◆ **Stated task**
Look through the material below. Copy every line with the string "label" in it.

Lines of data

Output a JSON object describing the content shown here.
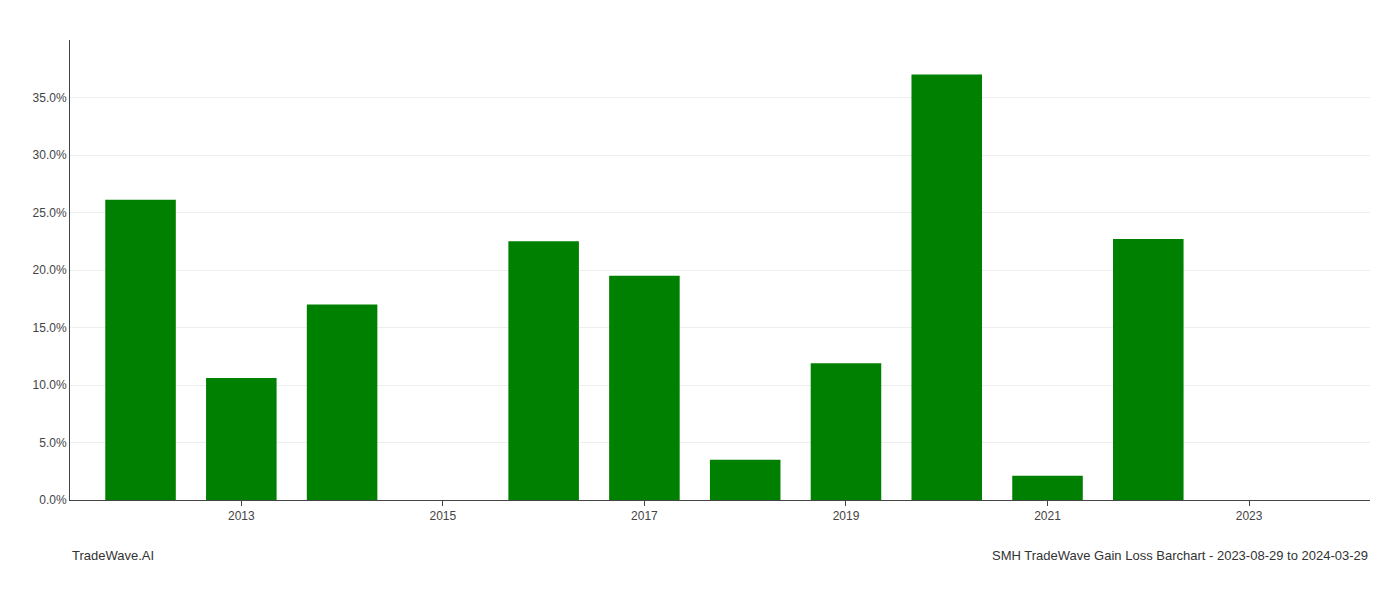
{
  "chart_data": {
    "type": "bar",
    "x": [
      2012.0,
      2013.0,
      2014.0,
      2016.0,
      2017.0,
      2018.0,
      2019.0,
      2020.0,
      2021.0,
      2022.0
    ],
    "values": [
      0.261,
      0.106,
      0.17,
      0.225,
      0.195,
      0.035,
      0.119,
      0.37,
      0.021,
      0.227
    ],
    "color": "#008000",
    "xlim": [
      2011.3,
      2024.2
    ],
    "xticks": [
      2013,
      2015,
      2017,
      2019,
      2021,
      2023
    ],
    "ylim": [
      0.0,
      0.4
    ],
    "yticks": [
      {
        "value": 0.0,
        "label": "0.0%"
      },
      {
        "value": 0.05,
        "label": "5.0%"
      },
      {
        "value": 0.1,
        "label": "10.0%"
      },
      {
        "value": 0.15,
        "label": "15.0%"
      },
      {
        "value": 0.2,
        "label": "20.0%"
      },
      {
        "value": 0.25,
        "label": "25.0%"
      },
      {
        "value": 0.3,
        "label": "30.0%"
      },
      {
        "value": 0.35,
        "label": "35.0%"
      }
    ],
    "grid": true,
    "annotations": [
      "TradeWave.AI",
      "SMH TradeWave Gain Loss Barchart - 2023-08-29 to 2024-03-29"
    ]
  }
}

◆ **Exercise answer**
        "label": "0.0%"
        "label": "5.0%"
        "label": "10.0%"
        "label": "15.0%"
        "label": "20.0%"
        "label": "25.0%"
        "label": "30.0%"
        "label": "35.0%"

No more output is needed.